◆ OBJECTIVE ◆
Out of the lines below, please list those that hold the string "document".

◆ DATA SHOWN ◆
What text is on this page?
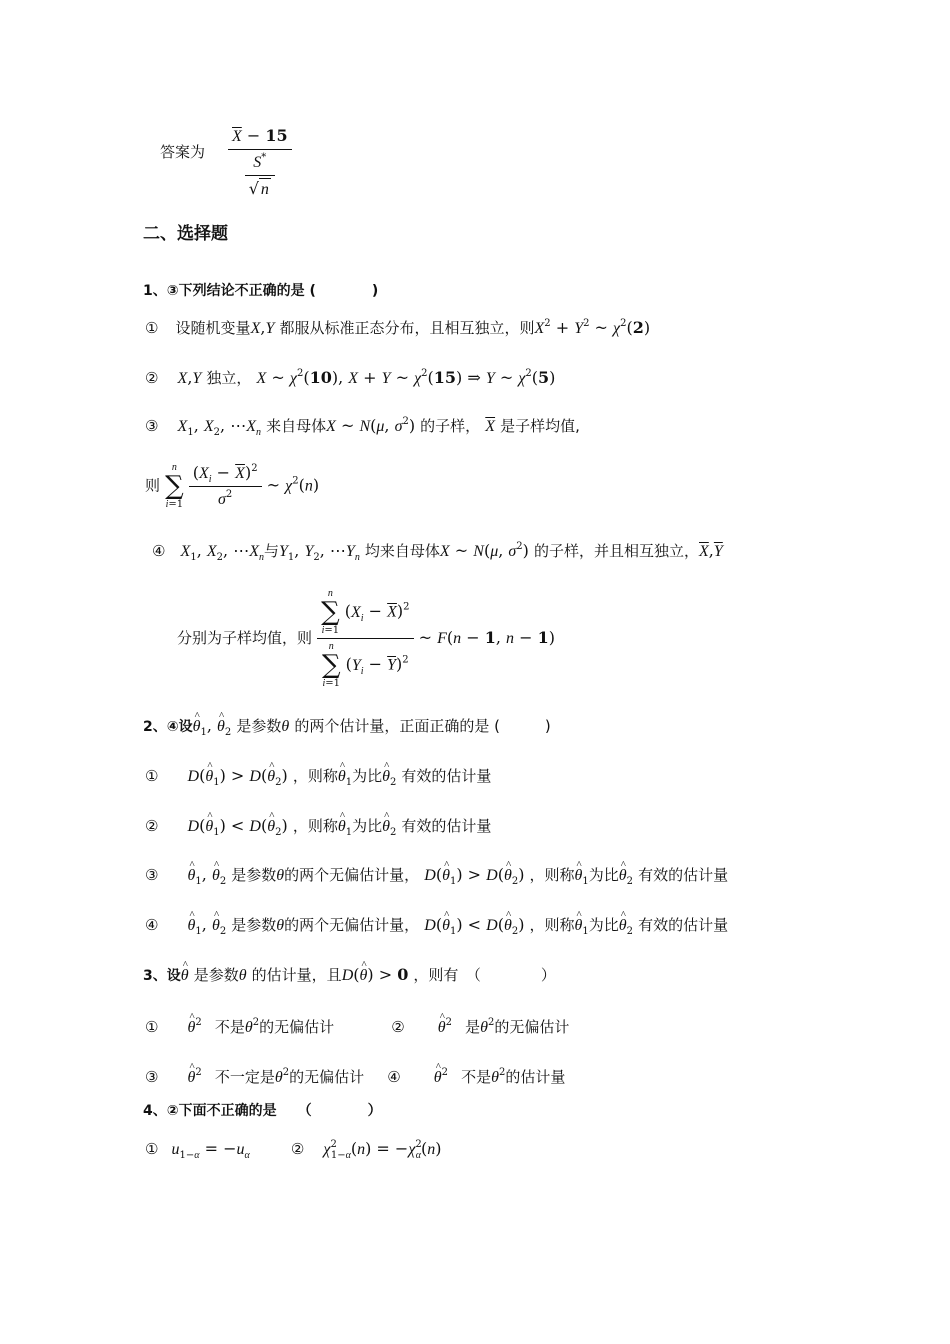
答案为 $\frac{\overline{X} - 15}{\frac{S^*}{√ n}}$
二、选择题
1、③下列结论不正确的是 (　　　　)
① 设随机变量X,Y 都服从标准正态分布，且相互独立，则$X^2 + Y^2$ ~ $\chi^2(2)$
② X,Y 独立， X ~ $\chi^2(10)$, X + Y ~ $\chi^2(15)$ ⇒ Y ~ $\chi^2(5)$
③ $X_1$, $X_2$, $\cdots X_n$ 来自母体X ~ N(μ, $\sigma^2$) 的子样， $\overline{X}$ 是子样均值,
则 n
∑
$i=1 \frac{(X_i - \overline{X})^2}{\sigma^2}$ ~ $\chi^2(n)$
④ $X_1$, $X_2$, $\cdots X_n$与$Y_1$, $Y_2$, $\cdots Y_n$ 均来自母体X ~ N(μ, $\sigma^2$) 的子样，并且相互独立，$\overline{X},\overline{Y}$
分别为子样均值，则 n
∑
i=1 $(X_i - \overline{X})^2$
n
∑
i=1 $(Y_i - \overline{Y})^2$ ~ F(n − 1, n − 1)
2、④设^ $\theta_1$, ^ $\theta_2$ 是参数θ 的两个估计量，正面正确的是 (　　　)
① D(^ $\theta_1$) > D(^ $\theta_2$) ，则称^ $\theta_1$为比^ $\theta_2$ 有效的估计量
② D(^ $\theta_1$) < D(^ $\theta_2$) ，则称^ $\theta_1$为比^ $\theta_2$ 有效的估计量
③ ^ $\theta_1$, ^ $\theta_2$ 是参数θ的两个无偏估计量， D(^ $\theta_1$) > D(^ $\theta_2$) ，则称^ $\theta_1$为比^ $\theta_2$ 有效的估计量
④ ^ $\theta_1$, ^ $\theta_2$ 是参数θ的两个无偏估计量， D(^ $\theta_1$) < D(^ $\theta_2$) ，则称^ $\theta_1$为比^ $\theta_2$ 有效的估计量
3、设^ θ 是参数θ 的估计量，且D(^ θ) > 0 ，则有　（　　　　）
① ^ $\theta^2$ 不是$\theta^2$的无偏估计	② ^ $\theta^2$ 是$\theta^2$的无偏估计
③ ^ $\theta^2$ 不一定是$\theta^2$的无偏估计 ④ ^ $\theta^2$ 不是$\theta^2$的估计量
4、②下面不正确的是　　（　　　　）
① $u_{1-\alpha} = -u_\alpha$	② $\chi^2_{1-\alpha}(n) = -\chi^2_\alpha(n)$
---
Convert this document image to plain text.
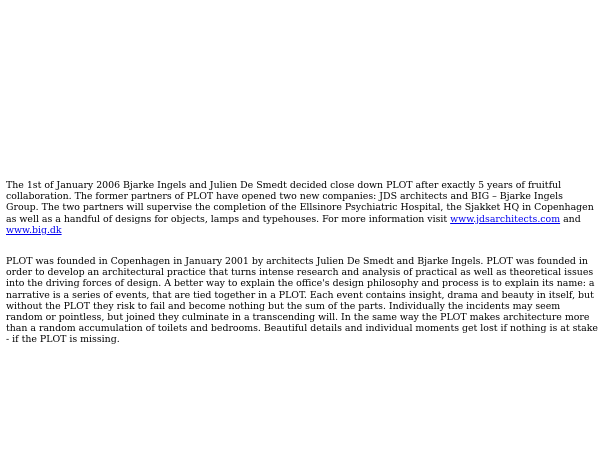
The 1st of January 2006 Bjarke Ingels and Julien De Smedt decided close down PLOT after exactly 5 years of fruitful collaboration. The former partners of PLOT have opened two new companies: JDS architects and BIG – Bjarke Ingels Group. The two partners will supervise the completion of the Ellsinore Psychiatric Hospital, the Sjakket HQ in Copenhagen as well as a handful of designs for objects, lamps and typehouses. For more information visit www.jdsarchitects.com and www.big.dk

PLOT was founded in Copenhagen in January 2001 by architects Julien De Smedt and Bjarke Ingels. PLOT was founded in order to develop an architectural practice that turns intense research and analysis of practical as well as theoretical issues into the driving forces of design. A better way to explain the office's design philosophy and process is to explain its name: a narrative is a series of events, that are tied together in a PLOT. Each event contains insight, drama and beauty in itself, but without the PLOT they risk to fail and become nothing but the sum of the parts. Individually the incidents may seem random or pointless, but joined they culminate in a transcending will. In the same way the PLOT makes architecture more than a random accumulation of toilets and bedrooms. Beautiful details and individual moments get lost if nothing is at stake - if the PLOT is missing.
...
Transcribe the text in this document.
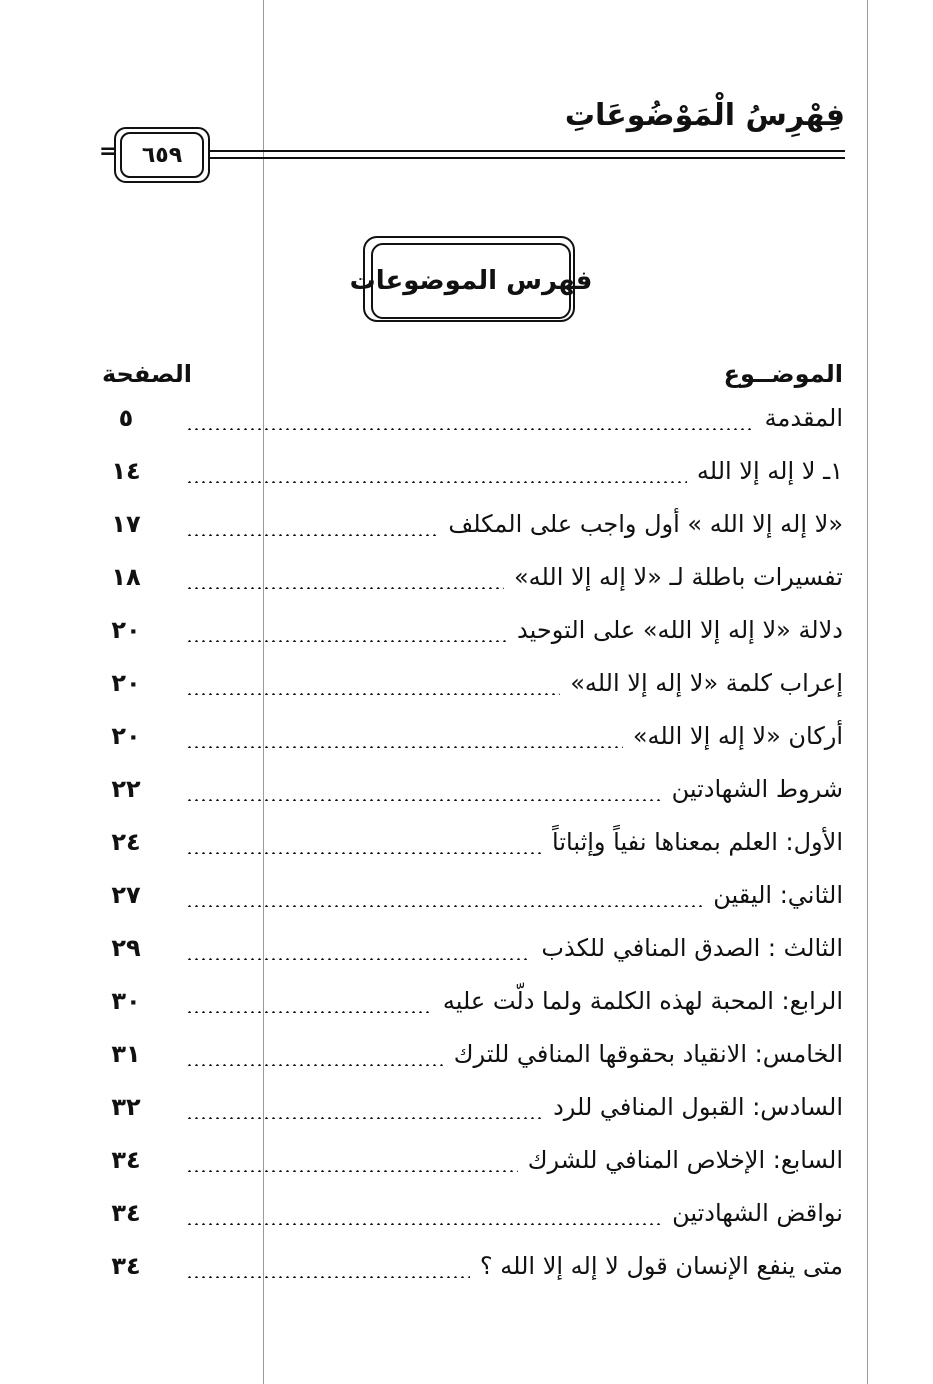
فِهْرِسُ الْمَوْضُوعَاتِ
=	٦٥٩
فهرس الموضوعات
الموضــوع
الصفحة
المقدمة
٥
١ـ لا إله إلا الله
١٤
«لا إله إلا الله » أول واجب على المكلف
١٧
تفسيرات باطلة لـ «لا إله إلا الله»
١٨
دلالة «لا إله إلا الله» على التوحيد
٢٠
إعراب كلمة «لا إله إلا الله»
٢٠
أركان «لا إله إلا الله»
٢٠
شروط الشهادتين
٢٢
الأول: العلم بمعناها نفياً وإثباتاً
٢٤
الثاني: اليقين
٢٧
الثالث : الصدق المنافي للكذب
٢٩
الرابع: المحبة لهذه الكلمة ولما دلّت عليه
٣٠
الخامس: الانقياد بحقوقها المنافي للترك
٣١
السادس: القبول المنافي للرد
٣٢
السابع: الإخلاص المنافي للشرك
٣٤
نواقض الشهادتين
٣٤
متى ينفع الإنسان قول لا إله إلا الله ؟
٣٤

◆ FULL OUTPUT ◆
Convert this document image to plain text.
Transcribe the text in this document.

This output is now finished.